The task
Every entry needs to be printed exactly, please.

--- Dataset extract ---

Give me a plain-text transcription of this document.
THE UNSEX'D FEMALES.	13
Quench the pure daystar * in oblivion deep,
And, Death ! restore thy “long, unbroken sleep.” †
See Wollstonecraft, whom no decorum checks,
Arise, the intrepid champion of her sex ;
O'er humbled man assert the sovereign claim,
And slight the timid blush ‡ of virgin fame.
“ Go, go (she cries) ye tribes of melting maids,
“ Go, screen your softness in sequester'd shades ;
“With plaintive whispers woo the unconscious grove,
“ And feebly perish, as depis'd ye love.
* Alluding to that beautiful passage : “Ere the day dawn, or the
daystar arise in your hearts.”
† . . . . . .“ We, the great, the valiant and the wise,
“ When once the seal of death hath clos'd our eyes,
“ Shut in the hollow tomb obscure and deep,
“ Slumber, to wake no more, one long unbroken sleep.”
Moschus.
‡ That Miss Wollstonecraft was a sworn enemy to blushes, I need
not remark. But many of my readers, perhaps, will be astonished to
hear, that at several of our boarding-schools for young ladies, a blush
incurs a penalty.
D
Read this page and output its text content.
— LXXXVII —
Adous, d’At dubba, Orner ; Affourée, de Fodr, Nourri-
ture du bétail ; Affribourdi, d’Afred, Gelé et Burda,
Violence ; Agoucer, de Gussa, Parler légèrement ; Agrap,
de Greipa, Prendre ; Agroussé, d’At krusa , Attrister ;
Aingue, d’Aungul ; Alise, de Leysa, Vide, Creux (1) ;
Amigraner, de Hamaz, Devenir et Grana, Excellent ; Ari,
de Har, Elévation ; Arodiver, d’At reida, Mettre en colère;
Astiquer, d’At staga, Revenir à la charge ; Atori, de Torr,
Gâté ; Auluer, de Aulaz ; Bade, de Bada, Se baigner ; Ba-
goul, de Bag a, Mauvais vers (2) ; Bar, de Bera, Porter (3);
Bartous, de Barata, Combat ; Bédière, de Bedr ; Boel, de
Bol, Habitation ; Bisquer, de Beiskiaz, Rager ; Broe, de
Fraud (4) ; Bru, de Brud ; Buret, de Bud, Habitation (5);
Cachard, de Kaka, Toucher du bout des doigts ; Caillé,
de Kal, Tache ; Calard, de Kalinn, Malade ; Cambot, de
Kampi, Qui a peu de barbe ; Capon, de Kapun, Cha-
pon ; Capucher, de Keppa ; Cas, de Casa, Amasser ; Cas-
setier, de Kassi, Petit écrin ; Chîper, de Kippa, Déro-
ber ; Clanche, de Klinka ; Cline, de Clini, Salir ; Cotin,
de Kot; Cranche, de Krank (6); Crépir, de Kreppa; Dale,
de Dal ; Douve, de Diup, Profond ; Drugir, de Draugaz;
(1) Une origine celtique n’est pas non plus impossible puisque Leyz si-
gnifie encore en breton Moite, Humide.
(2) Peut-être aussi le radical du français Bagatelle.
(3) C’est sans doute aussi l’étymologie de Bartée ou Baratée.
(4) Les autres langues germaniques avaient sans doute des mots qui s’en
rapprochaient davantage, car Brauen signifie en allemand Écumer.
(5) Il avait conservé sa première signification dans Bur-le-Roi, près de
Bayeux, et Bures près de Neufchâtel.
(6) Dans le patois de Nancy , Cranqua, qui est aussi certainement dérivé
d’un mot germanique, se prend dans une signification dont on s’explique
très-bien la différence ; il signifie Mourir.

---

Written reply
Give me a plain-text transcription of this document.
THE UNSEX'D FEMALES.	13
Quench the pure daystar * in oblivion deep,
And, Death ! restore thy “long, unbroken sleep.” †
See Wollstonecraft, whom no decorum checks,
Arise, the intrepid champion of her sex ;
O'er humbled man assert the sovereign claim,
And slight the timid blush ‡ of virgin fame.
“ Go, go (she cries) ye tribes of melting maids,
“ Go, screen your softness in sequester'd shades ;
“With plaintive whispers woo the unconscious grove,
“ And feebly perish, as depis'd ye love.
* Alluding to that beautiful passage : “Ere the day dawn, or the
daystar arise in your hearts.”
† . . . . . .“ We, the great, the valiant and the wise,
“ When once the seal of death hath clos'd our eyes,
“ Shut in the hollow tomb obscure and deep,
“ Slumber, to wake no more, one long unbroken sleep.”
Moschus.
‡ That Miss Wollstonecraft was a sworn enemy to blushes, I need
not remark. But many of my readers, perhaps, will be astonished to
hear, that at several of our boarding-schools for young ladies, a blush
incurs a penalty.
D
Read this page and output its text content.
— LXXXVII —
Adous, d’At dubba, Orner ; Affourée, de Fodr, Nourri-
ture du bétail ; Affribourdi, d’Afred, Gelé et Burda,
Violence ; Agoucer, de Gussa, Parler légèrement ; Agrap,
de Greipa, Prendre ; Agroussé, d’At krusa , Attrister ;
Aingue, d’Aungul ; Alise, de Leysa, Vide, Creux (1) ;
Amigraner, de Hamaz, Devenir et Grana, Excellent ; Ari,
de Har, Elévation ; Arodiver, d’At reida, Mettre en colère;
Astiquer, d’At staga, Revenir à la charge ; Atori, de Torr,
Gâté ; Auluer, de Aulaz ; Bade, de Bada, Se baigner ; Ba-
goul, de Bag a, Mauvais vers (2) ; Bar, de Bera, Porter (3);
Bartous, de Barata, Combat ; Bédière, de Bedr ; Boel, de
Bol, Habitation ; Bisquer, de Beiskiaz, Rager ; Broe, de
Fraud (4) ; Bru, de Brud ; Buret, de Bud, Habitation (5);
Cachard, de Kaka, Toucher du bout des doigts ; Caillé,
de Kal, Tache ; Calard, de Kalinn, Malade ; Cambot, de
Kampi, Qui a peu de barbe ; Capon, de Kapun, Cha-
pon ; Capucher, de Keppa ; Cas, de Casa, Amasser ; Cas-
setier, de Kassi, Petit écrin ; Chîper, de Kippa, Déro-
ber ; Clanche, de Klinka ; Cline, de Clini, Salir ; Cotin,
de Kot; Cranche, de Krank (6); Crépir, de Kreppa; Dale,
de Dal ; Douve, de Diup, Profond ; Drugir, de Draugaz;
(1) Une origine celtique n’est pas non plus impossible puisque Leyz si-
gnifie encore en breton Moite, Humide.
(2) Peut-être aussi le radical du français Bagatelle.
(3) C’est sans doute aussi l’étymologie de Bartée ou Baratée.
(4) Les autres langues germaniques avaient sans doute des mots qui s’en
rapprochaient davantage, car Brauen signifie en allemand Écumer.
(5) Il avait conservé sa première signification dans Bur-le-Roi, près de
Bayeux, et Bures près de Neufchâtel.
(6) Dans le patois de Nancy , Cranqua, qui est aussi certainement dérivé
d’un mot germanique, se prend dans une signification dont on s’explique
très-bien la différence ; il signifie Mourir.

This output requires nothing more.